» Stated problem
Find every line in the records below that holds the word "notes" and copy it.
-- Start --
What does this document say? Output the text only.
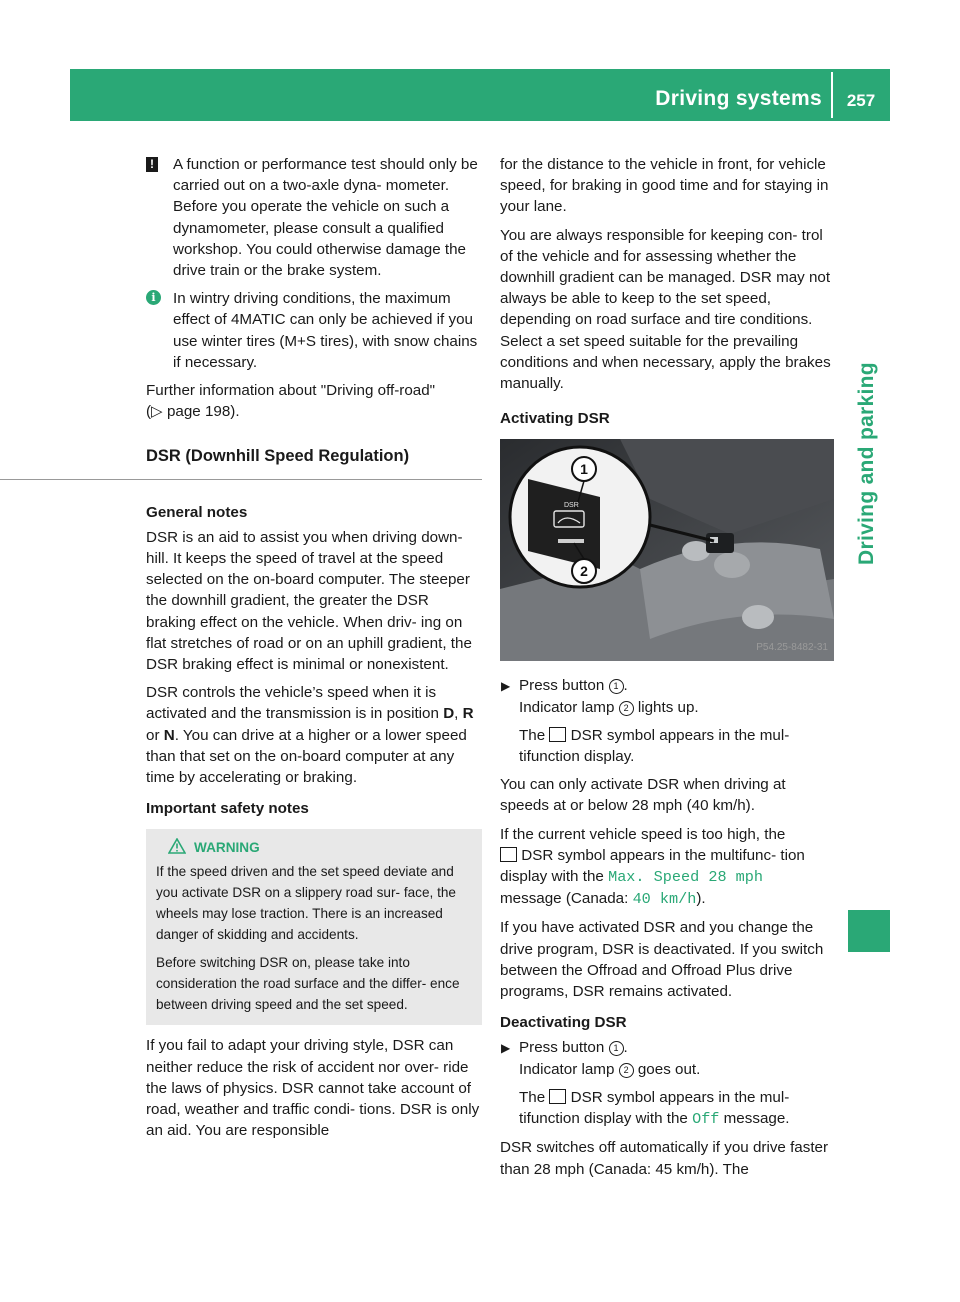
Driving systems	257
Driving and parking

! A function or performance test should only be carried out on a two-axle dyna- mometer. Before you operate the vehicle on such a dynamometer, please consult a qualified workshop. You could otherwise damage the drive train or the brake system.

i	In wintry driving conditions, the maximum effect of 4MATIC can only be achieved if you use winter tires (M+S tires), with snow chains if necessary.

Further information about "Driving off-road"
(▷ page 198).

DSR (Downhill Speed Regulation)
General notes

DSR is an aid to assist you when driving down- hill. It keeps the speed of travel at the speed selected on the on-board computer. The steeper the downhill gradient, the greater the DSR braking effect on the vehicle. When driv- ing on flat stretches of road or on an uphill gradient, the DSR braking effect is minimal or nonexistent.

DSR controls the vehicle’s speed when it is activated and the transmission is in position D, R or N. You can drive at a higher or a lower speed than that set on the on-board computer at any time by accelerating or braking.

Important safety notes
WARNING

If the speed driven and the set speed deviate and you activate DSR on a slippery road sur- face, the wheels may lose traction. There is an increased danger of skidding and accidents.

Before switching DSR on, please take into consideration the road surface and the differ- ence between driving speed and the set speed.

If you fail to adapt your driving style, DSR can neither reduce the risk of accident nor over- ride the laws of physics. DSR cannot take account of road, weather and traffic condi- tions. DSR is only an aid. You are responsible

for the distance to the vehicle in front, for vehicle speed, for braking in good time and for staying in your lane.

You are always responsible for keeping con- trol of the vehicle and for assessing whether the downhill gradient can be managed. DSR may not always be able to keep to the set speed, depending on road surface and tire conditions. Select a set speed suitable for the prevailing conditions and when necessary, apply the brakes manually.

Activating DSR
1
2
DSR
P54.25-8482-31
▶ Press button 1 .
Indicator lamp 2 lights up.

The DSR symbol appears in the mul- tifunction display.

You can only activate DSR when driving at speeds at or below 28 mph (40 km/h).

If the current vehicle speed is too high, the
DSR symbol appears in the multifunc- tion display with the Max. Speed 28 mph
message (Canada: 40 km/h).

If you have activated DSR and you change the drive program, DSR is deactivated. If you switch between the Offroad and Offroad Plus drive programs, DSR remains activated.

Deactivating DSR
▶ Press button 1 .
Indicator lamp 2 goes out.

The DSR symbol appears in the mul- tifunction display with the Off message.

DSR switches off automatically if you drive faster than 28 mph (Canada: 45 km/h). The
-- End --
-- Start --
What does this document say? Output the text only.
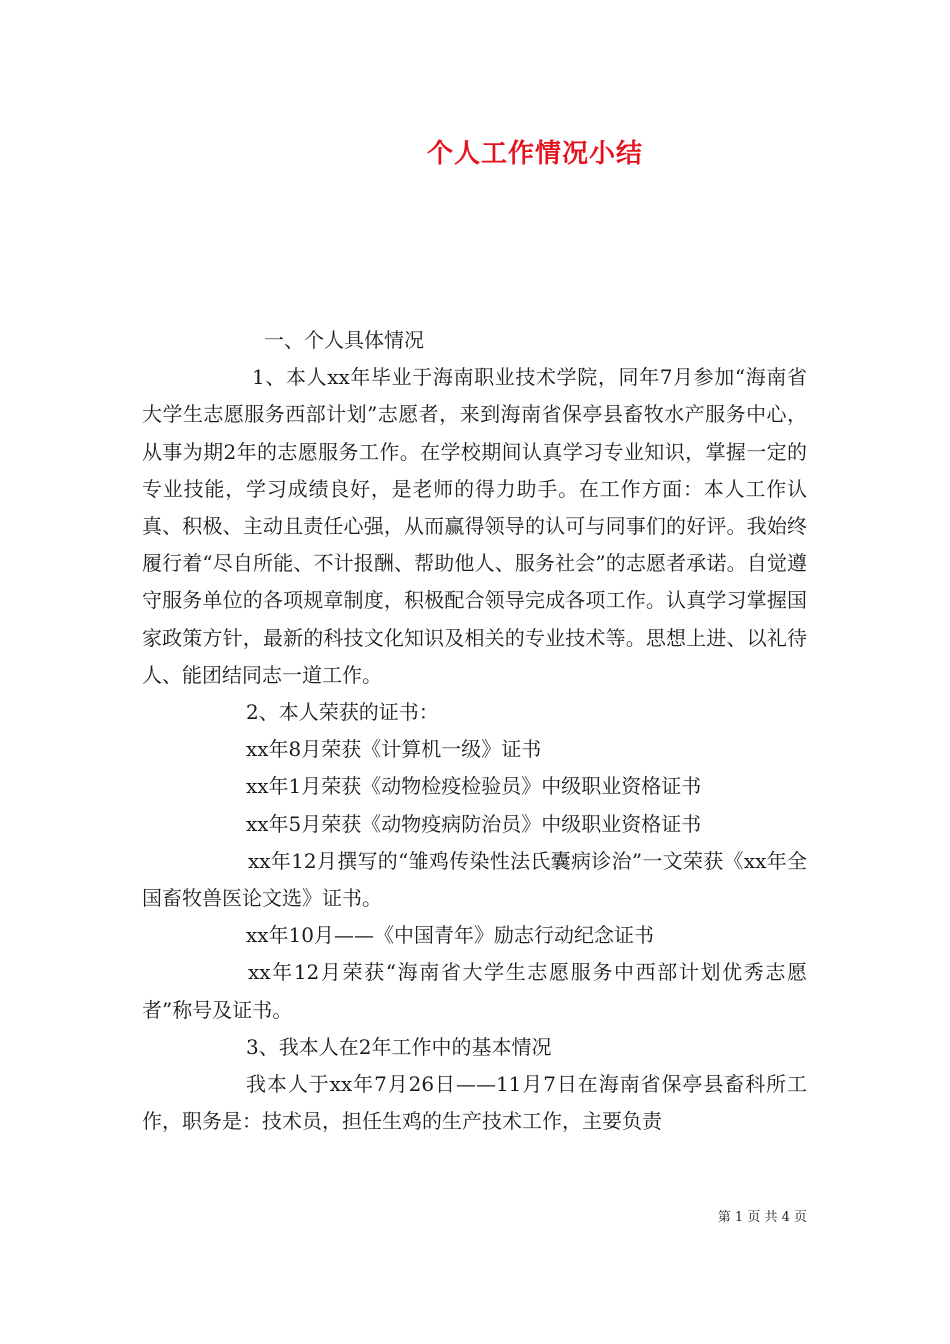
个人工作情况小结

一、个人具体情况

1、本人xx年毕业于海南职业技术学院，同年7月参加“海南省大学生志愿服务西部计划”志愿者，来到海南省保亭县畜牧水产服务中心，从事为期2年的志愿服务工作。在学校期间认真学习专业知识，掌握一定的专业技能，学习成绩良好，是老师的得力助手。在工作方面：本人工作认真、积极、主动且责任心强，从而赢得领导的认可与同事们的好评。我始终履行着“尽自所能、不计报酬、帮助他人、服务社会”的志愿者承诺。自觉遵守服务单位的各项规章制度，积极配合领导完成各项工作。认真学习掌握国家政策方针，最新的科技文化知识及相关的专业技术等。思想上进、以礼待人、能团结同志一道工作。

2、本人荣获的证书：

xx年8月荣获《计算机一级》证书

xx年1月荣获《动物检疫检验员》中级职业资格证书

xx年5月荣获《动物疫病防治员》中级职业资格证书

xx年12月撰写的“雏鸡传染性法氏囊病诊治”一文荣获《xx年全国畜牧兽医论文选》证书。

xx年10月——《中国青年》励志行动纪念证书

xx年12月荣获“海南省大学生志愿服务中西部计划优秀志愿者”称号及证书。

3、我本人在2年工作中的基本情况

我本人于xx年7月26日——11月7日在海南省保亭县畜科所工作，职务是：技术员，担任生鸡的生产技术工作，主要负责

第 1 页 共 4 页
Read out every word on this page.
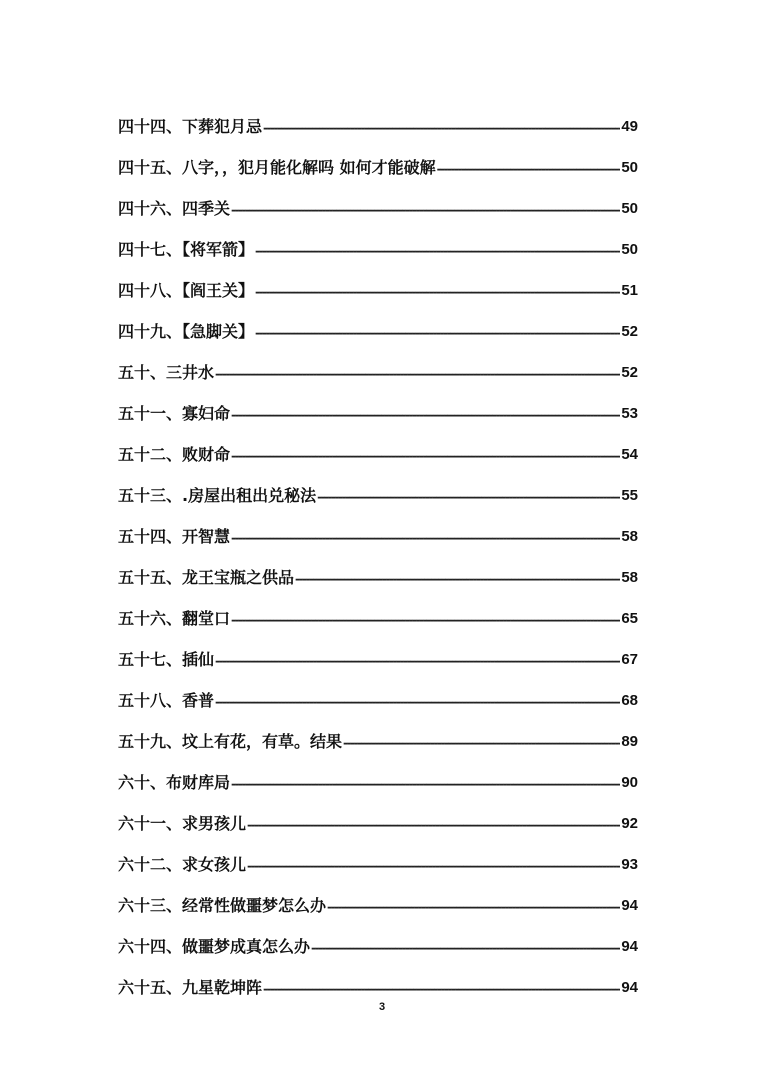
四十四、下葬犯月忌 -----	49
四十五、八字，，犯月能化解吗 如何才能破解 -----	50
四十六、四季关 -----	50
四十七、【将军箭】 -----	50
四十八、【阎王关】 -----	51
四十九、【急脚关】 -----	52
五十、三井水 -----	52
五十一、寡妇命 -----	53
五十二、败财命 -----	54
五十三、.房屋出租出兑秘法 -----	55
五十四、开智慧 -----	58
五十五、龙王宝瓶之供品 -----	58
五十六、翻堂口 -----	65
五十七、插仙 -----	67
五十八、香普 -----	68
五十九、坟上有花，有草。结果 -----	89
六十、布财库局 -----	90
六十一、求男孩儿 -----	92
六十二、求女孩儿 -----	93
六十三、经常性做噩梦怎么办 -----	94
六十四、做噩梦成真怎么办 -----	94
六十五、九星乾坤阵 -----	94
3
-- End --
» Written reply
General notes
Important safety notes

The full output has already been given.